### [Problem]
Pick out the lines below with "name" and list them.

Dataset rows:
***

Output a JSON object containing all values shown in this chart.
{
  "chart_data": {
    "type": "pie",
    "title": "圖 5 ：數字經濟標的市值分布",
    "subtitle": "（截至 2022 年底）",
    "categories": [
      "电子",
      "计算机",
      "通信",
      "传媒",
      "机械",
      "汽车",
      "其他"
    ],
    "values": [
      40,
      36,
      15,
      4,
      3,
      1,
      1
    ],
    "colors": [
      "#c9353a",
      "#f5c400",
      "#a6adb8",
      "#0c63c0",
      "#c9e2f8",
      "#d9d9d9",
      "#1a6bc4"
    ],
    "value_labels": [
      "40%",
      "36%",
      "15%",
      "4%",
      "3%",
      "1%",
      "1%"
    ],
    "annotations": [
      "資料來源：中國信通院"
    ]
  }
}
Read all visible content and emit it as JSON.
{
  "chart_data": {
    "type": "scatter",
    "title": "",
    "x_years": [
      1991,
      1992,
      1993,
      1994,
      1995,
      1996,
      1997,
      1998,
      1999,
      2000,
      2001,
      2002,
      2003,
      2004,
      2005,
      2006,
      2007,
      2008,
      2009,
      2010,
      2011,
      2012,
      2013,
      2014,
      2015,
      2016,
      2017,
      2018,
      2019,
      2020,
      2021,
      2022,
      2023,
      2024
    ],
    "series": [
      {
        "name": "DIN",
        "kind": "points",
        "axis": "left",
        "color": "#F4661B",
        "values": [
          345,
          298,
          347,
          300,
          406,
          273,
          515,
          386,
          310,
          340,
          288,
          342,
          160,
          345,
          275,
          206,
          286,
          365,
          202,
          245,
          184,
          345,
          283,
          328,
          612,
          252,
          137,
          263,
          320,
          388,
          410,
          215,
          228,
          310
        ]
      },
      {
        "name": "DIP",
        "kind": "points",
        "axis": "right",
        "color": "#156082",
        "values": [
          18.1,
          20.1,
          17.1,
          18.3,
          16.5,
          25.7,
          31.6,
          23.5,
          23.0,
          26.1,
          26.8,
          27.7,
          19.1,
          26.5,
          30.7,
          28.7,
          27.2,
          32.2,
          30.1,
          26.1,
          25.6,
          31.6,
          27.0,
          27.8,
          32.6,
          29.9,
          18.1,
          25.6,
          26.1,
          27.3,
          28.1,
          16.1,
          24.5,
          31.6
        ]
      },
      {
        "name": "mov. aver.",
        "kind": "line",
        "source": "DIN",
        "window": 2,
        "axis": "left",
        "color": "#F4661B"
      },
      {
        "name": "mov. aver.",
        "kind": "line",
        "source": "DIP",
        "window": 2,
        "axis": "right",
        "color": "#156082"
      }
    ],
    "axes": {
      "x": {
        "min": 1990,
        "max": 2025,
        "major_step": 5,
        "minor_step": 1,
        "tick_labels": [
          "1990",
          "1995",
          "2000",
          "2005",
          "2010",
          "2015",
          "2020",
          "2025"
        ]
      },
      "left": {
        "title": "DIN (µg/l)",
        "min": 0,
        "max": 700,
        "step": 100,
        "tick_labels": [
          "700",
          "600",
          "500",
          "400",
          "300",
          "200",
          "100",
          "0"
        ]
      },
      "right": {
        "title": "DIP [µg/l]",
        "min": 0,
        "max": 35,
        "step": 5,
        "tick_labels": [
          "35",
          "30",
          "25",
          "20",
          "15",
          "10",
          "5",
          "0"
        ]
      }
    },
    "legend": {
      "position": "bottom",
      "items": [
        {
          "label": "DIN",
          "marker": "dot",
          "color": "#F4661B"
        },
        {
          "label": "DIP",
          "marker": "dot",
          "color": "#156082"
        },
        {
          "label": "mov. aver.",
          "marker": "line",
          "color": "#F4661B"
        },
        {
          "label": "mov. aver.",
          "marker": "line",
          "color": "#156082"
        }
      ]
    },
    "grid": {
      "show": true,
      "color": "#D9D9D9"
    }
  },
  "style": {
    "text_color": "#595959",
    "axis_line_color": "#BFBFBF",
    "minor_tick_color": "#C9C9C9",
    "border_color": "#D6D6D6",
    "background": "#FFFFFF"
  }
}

***

### [Solution for this problem]
        "name": "DIN",
        "name": "DIP",
        "name": "mov. aver.",
        "name": "mov. aver.",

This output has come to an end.